*STORED RECORDS:*
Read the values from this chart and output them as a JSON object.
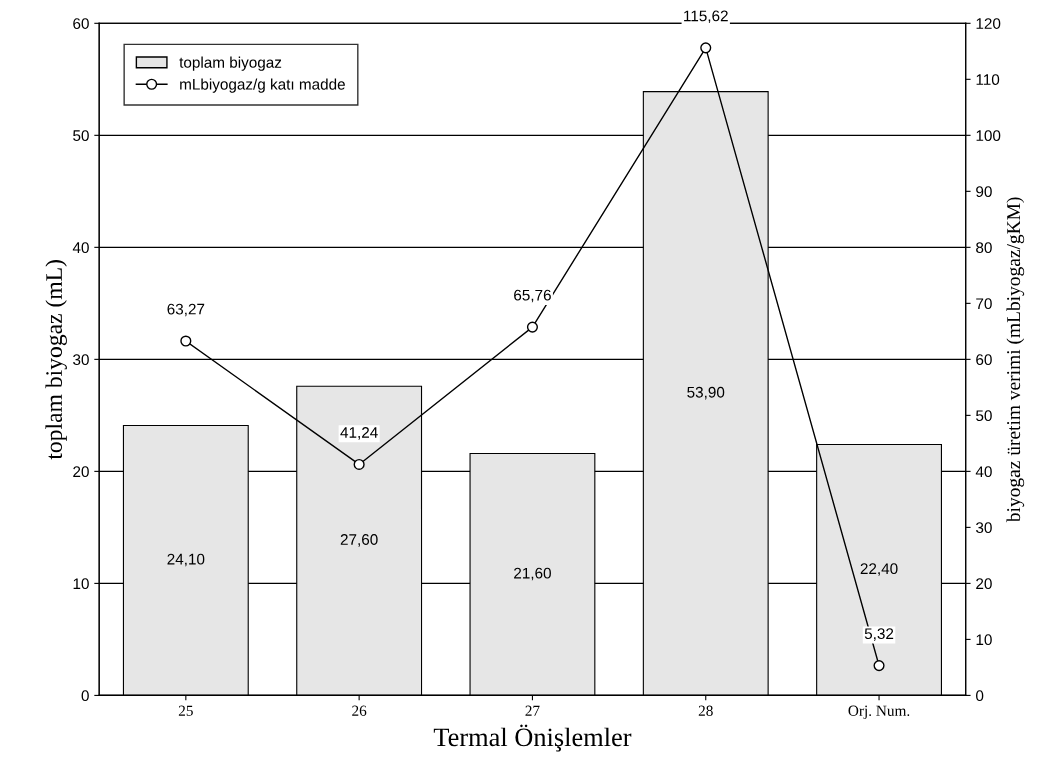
{
  "chart_data": {
    "type": "bar",
    "xlabel": "Termal Önişlemler",
    "ylabel": "toplam biyogaz (mL)",
    "y2label": "biyogaz üretim verimi (mLbiyogaz/gKM)",
    "categories": [
      "25",
      "26",
      "27",
      "28",
      "Orj. Num."
    ],
    "series": [
      {
        "name": "toplam biyogaz",
        "color": "#e6e6e6",
        "values": [
          24.1,
          27.6,
          21.6,
          53.9,
          22.4
        ],
        "value_labels": [
          "24,10",
          "27,60",
          "21,60",
          "53,90",
          "22,40"
        ]
      },
      {
        "name": "mLbiyogaz/g katı madde",
        "type": "line",
        "axis": "y2",
        "color": "#000000",
        "marker": "circle",
        "values": [
          63.27,
          41.24,
          65.76,
          115.62,
          5.32
        ],
        "value_labels": [
          "63,27",
          "41,24",
          "65,76",
          "115,62",
          "5,32"
        ]
      }
    ],
    "ylim": [
      0,
      60
    ],
    "yticks": [
      0,
      10,
      20,
      30,
      40,
      50,
      60
    ],
    "y2lim": [
      0,
      120
    ],
    "y2ticks": [
      0,
      10,
      20,
      30,
      40,
      50,
      60,
      70,
      80,
      90,
      100,
      110,
      120
    ],
    "grid": "y",
    "legend": "top left"
  }
}
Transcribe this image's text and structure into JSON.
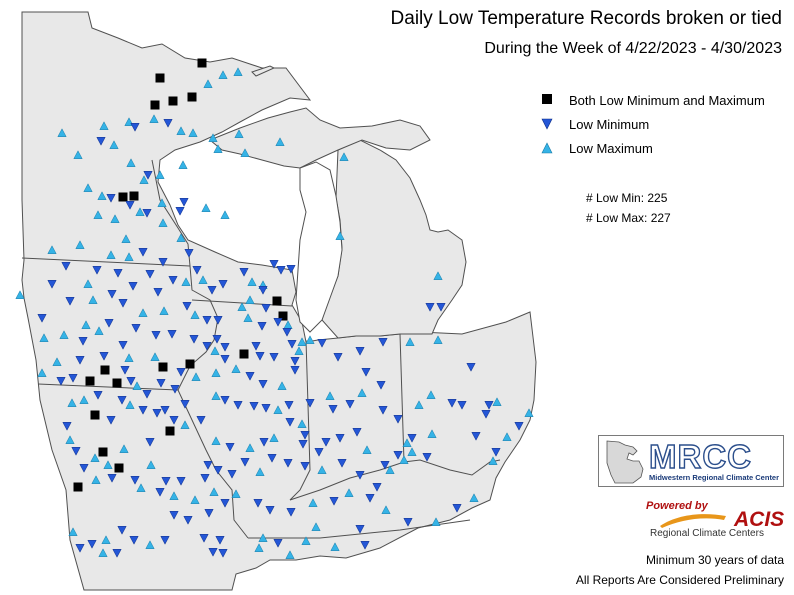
{
  "title": "Daily Low Temperature Records broken or tied",
  "subtitle": "During the Week of 4/22/2023 - 4/30/2023",
  "legend": {
    "both": "Both Low Minimum and Maximum",
    "low_min": "Low Minimum",
    "low_max": "Low Maximum"
  },
  "counts": {
    "low_min": "# Low Min: 225",
    "low_max": "# Low Max: 227"
  },
  "logo": {
    "mrcc_name": "MRCC",
    "mrcc_full": "Midwestern Regional Climate Center",
    "acis_powered": "Powered by",
    "acis_name": "ACIS",
    "acis_sub": "Regional Climate Centers"
  },
  "footnotes": {
    "min_years": "Minimum 30 years of data",
    "preliminary": "All Reports Are Considered Preliminary"
  },
  "colors": {
    "land": "#e8e8e8",
    "border": "#505050",
    "water": "#ffffff",
    "low_min": "#2456d6",
    "low_max": "#35b3e6",
    "both": "#000000"
  },
  "legend_symbols": [
    "black-square",
    "blue-down-triangle",
    "cyan-up-triangle"
  ]
}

*REQUIREMENTS:*
What is the number of lines that hold the string "Minimum"? Give it alone.

*SOLVED PROBLEM:*
3